* START *

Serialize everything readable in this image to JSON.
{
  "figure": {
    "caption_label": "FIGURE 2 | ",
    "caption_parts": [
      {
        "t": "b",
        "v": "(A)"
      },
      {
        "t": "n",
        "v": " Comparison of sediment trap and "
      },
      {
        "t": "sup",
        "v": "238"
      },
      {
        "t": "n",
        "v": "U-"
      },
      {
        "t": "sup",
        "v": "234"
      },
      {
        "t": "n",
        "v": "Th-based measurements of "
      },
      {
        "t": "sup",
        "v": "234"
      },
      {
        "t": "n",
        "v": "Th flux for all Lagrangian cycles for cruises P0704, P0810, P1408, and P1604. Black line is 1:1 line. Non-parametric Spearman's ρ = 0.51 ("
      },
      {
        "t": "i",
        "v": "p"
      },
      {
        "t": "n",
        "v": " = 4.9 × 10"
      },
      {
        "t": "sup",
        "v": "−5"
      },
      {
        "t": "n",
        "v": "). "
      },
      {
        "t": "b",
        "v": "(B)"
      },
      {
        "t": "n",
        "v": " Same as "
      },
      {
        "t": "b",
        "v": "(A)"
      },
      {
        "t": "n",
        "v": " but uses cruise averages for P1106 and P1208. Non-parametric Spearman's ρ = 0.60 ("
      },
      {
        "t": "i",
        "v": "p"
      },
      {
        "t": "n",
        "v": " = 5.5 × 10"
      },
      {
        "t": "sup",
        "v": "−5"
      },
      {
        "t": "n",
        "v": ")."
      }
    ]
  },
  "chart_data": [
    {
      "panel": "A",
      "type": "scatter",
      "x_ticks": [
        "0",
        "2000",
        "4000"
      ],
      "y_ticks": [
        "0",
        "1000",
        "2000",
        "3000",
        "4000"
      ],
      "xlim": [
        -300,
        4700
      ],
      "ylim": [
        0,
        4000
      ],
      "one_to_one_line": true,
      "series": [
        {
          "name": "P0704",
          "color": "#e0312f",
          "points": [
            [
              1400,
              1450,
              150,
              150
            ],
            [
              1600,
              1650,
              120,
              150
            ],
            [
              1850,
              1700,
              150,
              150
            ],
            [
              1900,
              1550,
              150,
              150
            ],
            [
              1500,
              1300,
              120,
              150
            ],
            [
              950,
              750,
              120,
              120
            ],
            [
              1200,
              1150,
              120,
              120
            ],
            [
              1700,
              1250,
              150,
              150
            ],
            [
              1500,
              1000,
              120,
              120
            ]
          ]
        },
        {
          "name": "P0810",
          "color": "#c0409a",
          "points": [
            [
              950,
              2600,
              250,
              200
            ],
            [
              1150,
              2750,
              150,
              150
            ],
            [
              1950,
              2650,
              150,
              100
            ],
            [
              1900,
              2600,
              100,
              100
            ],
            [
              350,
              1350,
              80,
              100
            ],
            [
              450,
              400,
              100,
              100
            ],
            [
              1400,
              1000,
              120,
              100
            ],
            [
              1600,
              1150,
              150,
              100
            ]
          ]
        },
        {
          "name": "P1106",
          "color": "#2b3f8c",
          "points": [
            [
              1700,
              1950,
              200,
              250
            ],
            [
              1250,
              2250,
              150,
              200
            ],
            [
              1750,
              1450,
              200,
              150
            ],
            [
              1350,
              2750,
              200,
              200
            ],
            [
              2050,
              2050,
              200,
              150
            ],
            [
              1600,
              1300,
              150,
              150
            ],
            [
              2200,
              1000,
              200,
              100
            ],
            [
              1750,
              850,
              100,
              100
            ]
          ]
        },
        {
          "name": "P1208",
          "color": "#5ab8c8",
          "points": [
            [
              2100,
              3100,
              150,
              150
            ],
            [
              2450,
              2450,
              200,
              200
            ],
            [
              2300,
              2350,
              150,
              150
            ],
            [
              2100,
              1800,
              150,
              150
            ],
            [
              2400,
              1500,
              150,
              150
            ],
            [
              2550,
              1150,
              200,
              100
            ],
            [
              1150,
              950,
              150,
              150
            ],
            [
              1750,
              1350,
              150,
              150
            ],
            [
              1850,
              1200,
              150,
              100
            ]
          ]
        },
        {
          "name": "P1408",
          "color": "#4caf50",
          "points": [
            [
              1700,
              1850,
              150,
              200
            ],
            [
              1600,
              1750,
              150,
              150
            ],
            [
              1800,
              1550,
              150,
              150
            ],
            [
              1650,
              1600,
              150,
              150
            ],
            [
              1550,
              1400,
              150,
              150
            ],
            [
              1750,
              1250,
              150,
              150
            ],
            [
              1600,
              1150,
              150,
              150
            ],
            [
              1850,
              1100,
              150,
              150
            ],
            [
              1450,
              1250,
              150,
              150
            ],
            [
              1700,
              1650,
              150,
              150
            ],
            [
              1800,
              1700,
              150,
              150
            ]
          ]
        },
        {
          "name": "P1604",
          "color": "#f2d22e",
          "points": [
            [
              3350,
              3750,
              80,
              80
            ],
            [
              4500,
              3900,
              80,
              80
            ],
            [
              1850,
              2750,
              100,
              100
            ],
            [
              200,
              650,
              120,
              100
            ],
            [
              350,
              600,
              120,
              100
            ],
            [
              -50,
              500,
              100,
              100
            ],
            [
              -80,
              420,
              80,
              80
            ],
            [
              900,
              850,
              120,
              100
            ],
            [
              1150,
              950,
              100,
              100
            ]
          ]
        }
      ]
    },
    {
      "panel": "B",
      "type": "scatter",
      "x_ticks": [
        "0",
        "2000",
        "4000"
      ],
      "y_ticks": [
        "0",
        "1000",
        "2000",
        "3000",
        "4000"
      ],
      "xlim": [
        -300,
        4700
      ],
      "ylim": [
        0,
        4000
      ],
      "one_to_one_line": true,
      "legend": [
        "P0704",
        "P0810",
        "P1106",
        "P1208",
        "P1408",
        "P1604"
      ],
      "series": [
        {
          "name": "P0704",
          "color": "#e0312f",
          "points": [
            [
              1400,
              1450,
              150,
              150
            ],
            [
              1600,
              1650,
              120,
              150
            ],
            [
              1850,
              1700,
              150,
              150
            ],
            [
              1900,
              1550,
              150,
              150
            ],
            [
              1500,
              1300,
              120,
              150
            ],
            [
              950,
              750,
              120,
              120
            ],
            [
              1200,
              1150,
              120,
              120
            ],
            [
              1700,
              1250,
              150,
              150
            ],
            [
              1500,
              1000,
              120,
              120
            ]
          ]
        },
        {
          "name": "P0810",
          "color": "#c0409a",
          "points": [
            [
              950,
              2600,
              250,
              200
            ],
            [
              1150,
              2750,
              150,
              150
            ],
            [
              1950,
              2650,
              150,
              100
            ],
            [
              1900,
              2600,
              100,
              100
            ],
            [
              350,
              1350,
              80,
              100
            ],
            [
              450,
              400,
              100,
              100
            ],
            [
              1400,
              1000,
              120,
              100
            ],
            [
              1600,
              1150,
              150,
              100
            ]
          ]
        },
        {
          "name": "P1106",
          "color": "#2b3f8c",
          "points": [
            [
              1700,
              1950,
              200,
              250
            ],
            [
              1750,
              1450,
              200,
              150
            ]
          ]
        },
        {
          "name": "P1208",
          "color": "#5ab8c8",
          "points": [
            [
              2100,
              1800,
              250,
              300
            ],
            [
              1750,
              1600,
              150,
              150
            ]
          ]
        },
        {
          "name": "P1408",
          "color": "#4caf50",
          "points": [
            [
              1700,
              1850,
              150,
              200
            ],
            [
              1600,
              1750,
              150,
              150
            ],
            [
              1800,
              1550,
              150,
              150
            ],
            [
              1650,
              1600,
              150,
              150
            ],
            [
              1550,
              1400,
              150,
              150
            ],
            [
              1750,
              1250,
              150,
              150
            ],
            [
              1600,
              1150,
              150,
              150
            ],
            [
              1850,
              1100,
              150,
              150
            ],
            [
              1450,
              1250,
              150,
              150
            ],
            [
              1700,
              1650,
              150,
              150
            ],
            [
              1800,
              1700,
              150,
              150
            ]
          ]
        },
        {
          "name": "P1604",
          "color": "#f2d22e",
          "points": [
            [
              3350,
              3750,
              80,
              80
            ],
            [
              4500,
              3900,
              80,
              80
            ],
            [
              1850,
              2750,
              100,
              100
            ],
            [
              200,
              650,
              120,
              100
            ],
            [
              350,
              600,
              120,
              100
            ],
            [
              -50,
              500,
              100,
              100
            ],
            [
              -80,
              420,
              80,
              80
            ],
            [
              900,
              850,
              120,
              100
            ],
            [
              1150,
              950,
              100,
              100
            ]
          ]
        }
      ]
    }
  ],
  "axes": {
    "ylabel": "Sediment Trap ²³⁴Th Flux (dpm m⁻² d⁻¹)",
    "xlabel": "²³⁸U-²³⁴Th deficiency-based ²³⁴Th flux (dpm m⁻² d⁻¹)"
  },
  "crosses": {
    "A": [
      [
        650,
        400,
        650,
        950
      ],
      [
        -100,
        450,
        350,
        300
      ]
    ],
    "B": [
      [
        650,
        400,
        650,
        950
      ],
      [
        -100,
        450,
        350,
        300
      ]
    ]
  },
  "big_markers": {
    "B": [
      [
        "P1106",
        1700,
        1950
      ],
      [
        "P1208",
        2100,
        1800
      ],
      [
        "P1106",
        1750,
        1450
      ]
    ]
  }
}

* END *

## WHAT THE TASK ASKS
Only the count is wanted: report how many lines of the material above hold the word "Spearman".

## EXERCISE RESPONSE
2